If you thought that old ship's captains were all rough, tough, grizzly bearded men who ruled by fear, then you need to hear the story of Betsy Miller - The Queen of Saltcoats.
Betsy was the eldest of 10 children, born and bred in Saltcoats on the Ayrshire coast at the end of the 18th century.
Her father was a successful merchant and captain, but while seafaring was in her blood, it was her brother who was destined to take over the family business.
Betsy had a quiet job in the office, getting out on the waves whenever she had the chance.
In 1833, tragedy struck when her brother passed away, leaving the family and crew leaderless and with debts to pay.
Fortunately Betsy stepped up to the mark and took the helm.
Captain Betsy was in her 40s when she took command of the ship Clytus and the crew of 14 seasoned sailors.
None of those men questioned her ability to lead just because she was a woman, instead she inspired devotion amongst her crew, known locally as the Queen of Saltcoats.
Betsy sailed back and forward between Ayrshire and Ireland trading timber and coal.
While most ships looked for a favourable wind, Betsy had a point to prove and money to make.

Source material:

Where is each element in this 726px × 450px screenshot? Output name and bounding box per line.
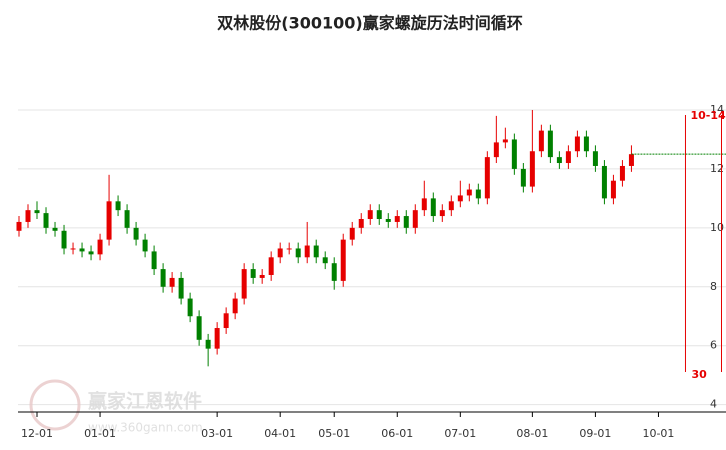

To-do list:
1. Answer these from the Betsy Miller story:
(a) Where did Betsy fall in the birth order of her family, and how many children were there?
(b) In what year did her brother die?
(c) What goods did she trade between Ayrshire and Ireland?
2. According to the Betsy Miller story, why did Betsy take the helm of the family business?
3. Carry on the Betsy Miller story from its final sentence, keeping the same narrative voice.

Answers to the problems:
1.
(a) She was the eldest of 10 children.
(b) 1833.
(c) Timber and coal.

2. Her brother, who had been set to take over the business, died in 1833. His death left the family and the crew without a leader and with debts to pay, so Betsy stepped up and took command.

3.
Her catchphrase was "I don't wait for the carry", navigating the Clytus across the water regardless.
This incredible Queen was the first officially recognised female ship's captain, but she wasn't the only lady on board.
Her first mate just happened to be her younger sister Hannah and between the two of them, the Miller family improved their business dramatically.
Betsy had humour and grace but no fear of the waves.
Her crew loved her for it and asked no questions when their captain ordered them out into a storm.
She did all of it while still looking impeccable in a pristine dress.
She carried on sailing as captain until her retirement at the grand age of 70.
By then, she was a local celebrity and had a reputation amongst sailors as one of the best captains to cross the Irish Sea!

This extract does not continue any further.